'''

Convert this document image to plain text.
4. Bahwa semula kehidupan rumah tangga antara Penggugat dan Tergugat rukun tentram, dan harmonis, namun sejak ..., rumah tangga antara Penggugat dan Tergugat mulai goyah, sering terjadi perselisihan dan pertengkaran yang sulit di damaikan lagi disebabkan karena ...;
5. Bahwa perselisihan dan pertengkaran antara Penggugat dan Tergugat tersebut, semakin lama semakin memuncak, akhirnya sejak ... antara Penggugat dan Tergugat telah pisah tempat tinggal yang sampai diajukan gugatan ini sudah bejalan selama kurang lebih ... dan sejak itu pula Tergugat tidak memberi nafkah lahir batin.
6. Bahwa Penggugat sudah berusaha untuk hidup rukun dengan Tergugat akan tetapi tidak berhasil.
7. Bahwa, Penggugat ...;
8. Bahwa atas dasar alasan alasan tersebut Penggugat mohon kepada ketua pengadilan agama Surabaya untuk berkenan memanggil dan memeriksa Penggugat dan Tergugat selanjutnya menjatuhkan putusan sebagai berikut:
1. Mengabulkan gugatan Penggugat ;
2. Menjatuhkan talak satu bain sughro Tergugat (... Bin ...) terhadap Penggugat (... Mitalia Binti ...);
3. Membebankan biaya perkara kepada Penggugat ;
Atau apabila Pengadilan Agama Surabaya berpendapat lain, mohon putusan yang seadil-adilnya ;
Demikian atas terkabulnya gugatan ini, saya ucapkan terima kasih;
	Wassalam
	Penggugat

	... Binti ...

'''

▶ _The problem_:
Each record above should be repeated exactly as it appears.

▶ _Right answer_:
Convert this document image to plain text.
4. Bahwa semula kehidupan rumah tangga antara Penggugat dan Tergugat rukun tentram, dan harmonis, namun sejak ..., rumah tangga antara Penggugat dan Tergugat mulai goyah, sering terjadi perselisihan dan pertengkaran yang sulit di damaikan lagi disebabkan karena ...;
5. Bahwa perselisihan dan pertengkaran antara Penggugat dan Tergugat tersebut, semakin lama semakin memuncak, akhirnya sejak ... antara Penggugat dan Tergugat telah pisah tempat tinggal yang sampai diajukan gugatan ini sudah bejalan selama kurang lebih ... dan sejak itu pula Tergugat tidak memberi nafkah lahir batin.
6. Bahwa Penggugat sudah berusaha untuk hidup rukun dengan Tergugat akan tetapi tidak berhasil.
7. Bahwa, Penggugat ...;
8. Bahwa atas dasar alasan alasan tersebut Penggugat mohon kepada ketua pengadilan agama Surabaya untuk berkenan memanggil dan memeriksa Penggugat dan Tergugat selanjutnya menjatuhkan putusan sebagai berikut:
1. Mengabulkan gugatan Penggugat ;
2. Menjatuhkan talak satu bain sughro Tergugat (... Bin ...) terhadap Penggugat (... Mitalia Binti ...);
3. Membebankan biaya perkara kepada Penggugat ;
Atau apabila Pengadilan Agama Surabaya berpendapat lain, mohon putusan yang seadil-adilnya ;
Demikian atas terkabulnya gugatan ini, saya ucapkan terima kasih;
	Wassalam
	Penggugat

	... Binti ...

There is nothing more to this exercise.